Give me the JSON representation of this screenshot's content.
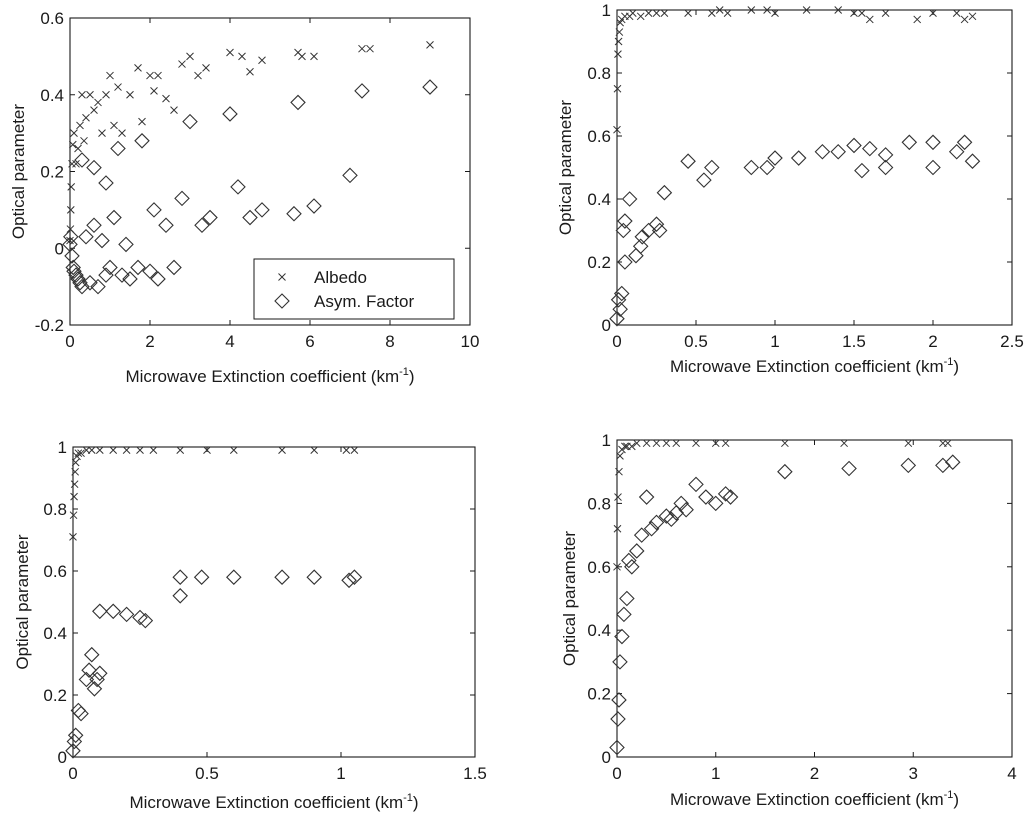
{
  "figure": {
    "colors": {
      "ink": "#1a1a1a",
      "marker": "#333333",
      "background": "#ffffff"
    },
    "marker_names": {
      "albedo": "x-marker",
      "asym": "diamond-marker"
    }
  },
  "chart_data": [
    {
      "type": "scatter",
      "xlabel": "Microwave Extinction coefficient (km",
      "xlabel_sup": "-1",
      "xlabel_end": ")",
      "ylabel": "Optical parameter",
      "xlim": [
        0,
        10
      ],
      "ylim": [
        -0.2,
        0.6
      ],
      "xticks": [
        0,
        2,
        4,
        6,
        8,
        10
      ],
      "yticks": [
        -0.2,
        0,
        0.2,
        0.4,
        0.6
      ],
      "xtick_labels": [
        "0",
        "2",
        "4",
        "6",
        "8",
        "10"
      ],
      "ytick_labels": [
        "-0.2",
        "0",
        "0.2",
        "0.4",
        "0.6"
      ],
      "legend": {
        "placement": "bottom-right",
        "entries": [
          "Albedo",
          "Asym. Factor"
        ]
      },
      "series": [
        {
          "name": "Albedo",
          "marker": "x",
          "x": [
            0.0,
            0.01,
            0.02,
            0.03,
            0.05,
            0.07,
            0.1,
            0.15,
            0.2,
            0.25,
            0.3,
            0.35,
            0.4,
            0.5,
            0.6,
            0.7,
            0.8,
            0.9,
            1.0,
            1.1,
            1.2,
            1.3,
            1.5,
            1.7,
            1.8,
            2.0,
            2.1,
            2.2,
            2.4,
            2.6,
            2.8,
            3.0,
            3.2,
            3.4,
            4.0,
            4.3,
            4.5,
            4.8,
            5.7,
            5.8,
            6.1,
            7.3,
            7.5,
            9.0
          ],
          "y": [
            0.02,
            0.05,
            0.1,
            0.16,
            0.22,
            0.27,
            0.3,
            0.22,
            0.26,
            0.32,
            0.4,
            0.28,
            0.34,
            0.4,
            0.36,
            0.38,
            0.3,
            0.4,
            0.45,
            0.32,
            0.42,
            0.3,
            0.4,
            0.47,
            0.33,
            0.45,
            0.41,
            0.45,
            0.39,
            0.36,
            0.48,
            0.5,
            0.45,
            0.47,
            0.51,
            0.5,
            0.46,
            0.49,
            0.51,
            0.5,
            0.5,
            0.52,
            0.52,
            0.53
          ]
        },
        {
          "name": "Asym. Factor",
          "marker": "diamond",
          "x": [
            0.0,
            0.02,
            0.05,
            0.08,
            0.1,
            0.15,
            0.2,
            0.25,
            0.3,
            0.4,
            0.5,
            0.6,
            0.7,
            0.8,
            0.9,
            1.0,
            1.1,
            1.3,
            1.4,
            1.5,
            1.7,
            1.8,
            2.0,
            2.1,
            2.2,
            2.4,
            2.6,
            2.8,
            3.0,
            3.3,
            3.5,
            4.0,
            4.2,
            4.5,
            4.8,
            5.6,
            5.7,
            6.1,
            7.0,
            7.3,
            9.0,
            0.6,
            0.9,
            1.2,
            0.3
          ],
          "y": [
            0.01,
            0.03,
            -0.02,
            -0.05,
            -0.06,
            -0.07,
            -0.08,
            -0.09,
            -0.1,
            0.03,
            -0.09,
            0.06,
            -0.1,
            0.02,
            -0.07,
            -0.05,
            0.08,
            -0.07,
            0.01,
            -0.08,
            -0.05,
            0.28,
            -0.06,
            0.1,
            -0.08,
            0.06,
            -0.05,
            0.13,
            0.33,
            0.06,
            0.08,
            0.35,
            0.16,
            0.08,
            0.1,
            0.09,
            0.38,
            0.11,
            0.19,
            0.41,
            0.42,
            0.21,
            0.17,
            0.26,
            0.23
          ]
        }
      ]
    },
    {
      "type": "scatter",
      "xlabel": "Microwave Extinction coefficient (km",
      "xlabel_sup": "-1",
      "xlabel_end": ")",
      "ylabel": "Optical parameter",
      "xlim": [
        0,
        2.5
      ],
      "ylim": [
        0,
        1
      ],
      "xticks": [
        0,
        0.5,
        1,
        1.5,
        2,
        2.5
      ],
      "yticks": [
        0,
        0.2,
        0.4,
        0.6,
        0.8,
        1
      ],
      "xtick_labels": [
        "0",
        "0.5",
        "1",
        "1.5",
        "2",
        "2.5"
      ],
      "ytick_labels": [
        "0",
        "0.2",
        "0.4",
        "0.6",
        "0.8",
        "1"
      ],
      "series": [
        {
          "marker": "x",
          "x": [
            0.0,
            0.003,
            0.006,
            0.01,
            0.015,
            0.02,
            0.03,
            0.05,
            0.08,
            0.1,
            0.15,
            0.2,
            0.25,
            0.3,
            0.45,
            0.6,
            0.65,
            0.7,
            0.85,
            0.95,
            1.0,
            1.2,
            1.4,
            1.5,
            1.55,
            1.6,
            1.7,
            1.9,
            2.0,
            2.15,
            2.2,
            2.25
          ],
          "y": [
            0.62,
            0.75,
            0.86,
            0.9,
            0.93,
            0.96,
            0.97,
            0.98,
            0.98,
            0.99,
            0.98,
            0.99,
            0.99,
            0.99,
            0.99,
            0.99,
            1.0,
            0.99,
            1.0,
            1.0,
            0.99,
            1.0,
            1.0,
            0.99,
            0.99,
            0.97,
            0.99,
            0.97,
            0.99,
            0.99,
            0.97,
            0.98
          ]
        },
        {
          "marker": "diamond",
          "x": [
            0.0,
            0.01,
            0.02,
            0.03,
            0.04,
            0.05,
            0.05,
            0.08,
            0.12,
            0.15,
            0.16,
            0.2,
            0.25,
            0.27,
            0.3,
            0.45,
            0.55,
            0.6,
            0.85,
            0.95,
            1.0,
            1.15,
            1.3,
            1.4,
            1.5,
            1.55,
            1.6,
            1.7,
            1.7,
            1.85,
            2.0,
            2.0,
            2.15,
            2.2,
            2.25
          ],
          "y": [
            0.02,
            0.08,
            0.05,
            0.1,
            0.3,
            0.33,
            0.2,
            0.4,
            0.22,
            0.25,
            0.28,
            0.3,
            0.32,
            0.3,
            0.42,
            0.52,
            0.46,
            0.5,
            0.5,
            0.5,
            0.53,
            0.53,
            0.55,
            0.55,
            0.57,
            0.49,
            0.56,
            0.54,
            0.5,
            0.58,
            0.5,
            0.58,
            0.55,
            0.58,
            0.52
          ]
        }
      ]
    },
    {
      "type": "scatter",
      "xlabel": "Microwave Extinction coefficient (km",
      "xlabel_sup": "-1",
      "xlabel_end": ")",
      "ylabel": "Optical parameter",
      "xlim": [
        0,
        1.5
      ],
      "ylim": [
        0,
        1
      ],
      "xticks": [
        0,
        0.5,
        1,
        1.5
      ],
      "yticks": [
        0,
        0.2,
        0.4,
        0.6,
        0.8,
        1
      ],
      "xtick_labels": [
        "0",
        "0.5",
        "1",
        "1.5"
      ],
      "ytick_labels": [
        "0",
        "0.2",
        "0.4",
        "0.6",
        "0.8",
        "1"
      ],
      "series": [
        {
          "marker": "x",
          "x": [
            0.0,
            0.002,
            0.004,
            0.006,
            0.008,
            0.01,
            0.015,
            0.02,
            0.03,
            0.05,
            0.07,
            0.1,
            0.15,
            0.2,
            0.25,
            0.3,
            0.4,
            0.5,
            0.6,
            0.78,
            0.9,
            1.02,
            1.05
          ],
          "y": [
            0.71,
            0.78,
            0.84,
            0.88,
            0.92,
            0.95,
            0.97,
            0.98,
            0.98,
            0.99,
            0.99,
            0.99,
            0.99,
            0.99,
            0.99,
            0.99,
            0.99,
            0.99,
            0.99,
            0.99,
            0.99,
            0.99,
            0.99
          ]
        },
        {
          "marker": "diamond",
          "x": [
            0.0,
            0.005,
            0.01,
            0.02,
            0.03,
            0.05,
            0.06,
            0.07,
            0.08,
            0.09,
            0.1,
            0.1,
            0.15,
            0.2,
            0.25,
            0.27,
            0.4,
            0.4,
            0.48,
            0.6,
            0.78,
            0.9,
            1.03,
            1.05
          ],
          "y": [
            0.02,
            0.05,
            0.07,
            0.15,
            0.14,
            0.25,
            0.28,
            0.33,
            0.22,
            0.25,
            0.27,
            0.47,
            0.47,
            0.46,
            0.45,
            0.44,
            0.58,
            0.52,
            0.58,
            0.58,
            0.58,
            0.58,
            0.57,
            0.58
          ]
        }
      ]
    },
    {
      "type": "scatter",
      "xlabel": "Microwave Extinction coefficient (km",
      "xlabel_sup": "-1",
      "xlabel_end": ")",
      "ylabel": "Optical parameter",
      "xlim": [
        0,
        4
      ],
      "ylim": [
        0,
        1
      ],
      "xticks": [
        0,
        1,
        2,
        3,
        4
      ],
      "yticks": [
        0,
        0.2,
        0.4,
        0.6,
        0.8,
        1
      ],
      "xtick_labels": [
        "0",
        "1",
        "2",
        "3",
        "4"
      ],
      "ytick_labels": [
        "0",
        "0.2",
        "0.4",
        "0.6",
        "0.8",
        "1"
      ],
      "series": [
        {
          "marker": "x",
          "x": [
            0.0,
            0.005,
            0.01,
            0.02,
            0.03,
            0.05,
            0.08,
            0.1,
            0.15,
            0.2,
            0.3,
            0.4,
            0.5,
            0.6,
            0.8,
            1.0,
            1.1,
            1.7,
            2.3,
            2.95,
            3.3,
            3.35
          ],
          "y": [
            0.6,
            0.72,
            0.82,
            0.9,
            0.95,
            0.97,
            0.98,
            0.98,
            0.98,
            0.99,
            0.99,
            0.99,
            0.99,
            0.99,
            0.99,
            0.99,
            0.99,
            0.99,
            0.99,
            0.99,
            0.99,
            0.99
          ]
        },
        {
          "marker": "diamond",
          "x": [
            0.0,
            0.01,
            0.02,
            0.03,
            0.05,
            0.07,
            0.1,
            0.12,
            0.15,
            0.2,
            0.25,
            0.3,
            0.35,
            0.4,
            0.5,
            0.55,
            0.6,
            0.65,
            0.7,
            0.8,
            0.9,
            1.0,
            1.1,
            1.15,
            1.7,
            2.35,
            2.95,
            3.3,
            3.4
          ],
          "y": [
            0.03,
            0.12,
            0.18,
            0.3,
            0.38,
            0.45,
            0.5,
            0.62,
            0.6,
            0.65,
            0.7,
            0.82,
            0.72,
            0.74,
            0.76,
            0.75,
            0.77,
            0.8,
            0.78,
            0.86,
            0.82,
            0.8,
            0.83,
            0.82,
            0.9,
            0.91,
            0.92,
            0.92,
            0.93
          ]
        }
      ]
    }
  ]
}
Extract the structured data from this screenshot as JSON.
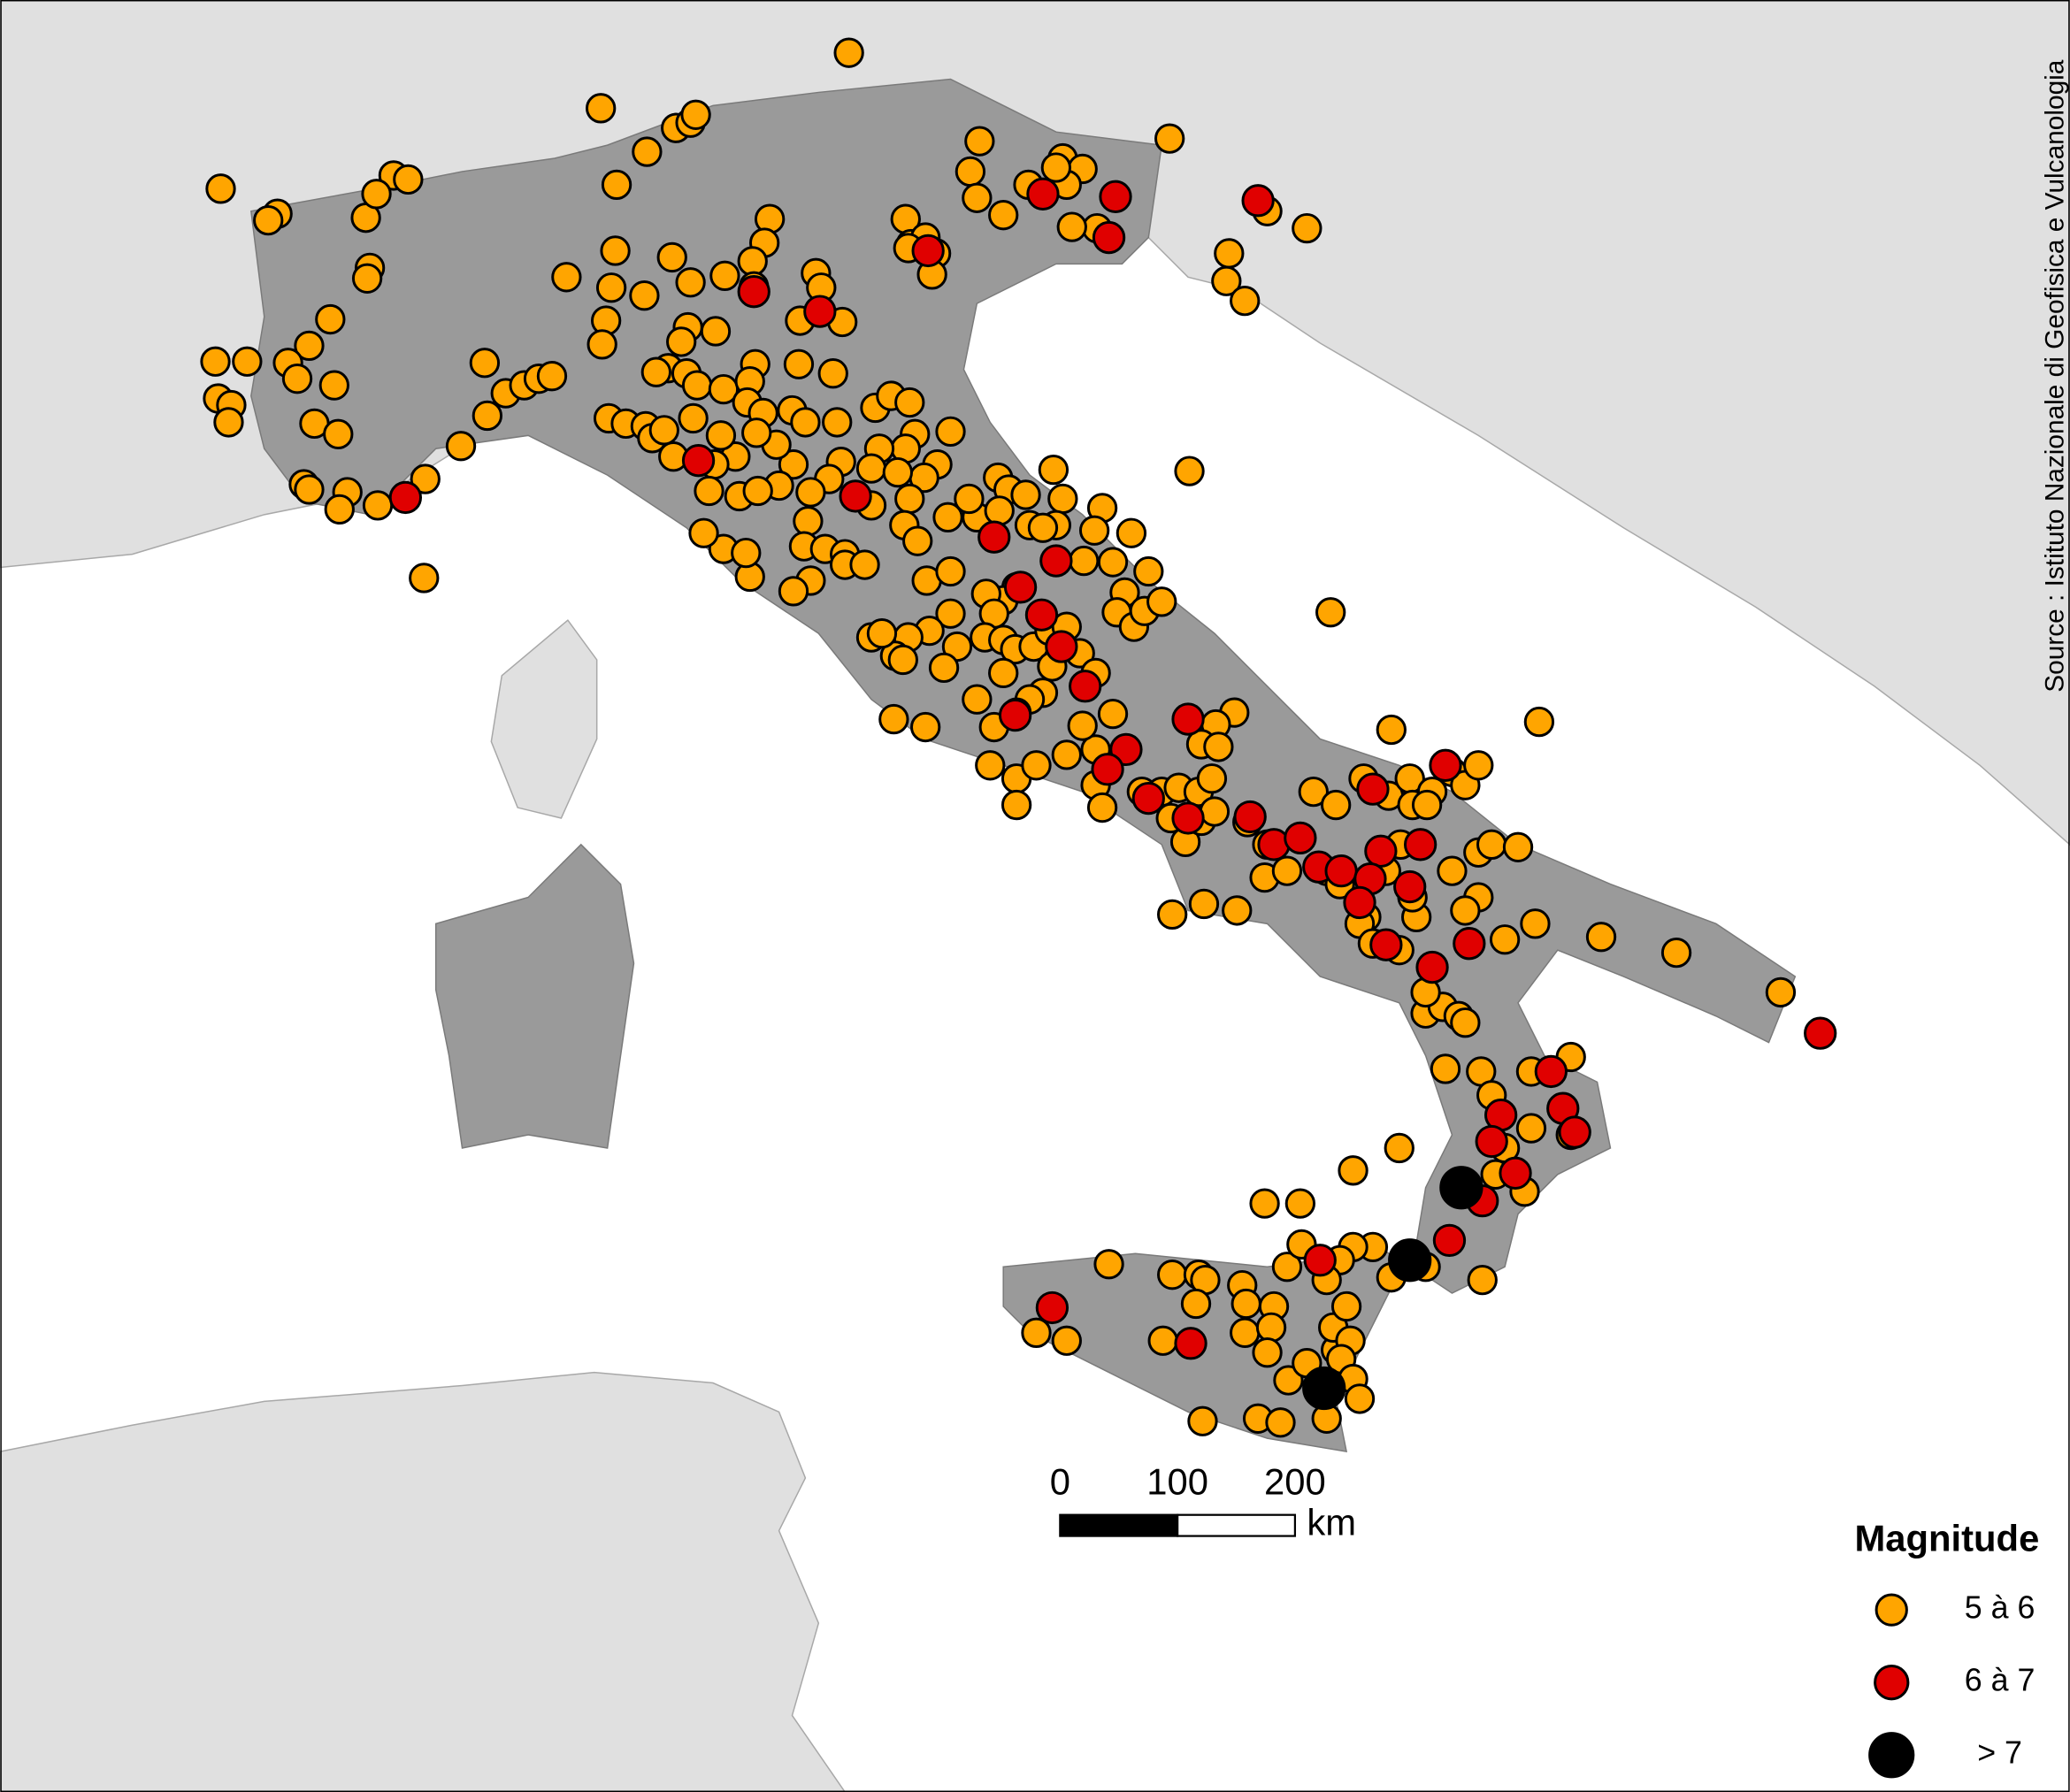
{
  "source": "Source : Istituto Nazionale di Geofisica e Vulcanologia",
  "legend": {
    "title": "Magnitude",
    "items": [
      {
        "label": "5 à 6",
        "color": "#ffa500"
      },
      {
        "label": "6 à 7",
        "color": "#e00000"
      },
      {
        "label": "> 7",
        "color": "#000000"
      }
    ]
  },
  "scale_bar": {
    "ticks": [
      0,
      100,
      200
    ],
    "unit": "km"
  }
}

========================================================================

* _SET EXERCISE_
Omit all pictures and write out, exactly, only the lines from the line containing "Extract the structured" through the last line of the entries above.

* _TASK RESPONSE_
Extract the structured data from this screenshot as JSON.
{
  "source": "Source : Istituto Nazionale di Geofisica e Vulcanologia",
  "legend": {
    "title": "Magnitude",
    "items": [
      {
        "label": "5 à 6",
        "color": "#ffa500"
      },
      {
        "label": "6 à 7",
        "color": "#e00000"
      },
      {
        "label": "> 7",
        "color": "#000000"
      }
    ]
  },
  "scale_bar": {
    "ticks": [
      0,
      100,
      200
    ],
    "unit": "km"
  }
}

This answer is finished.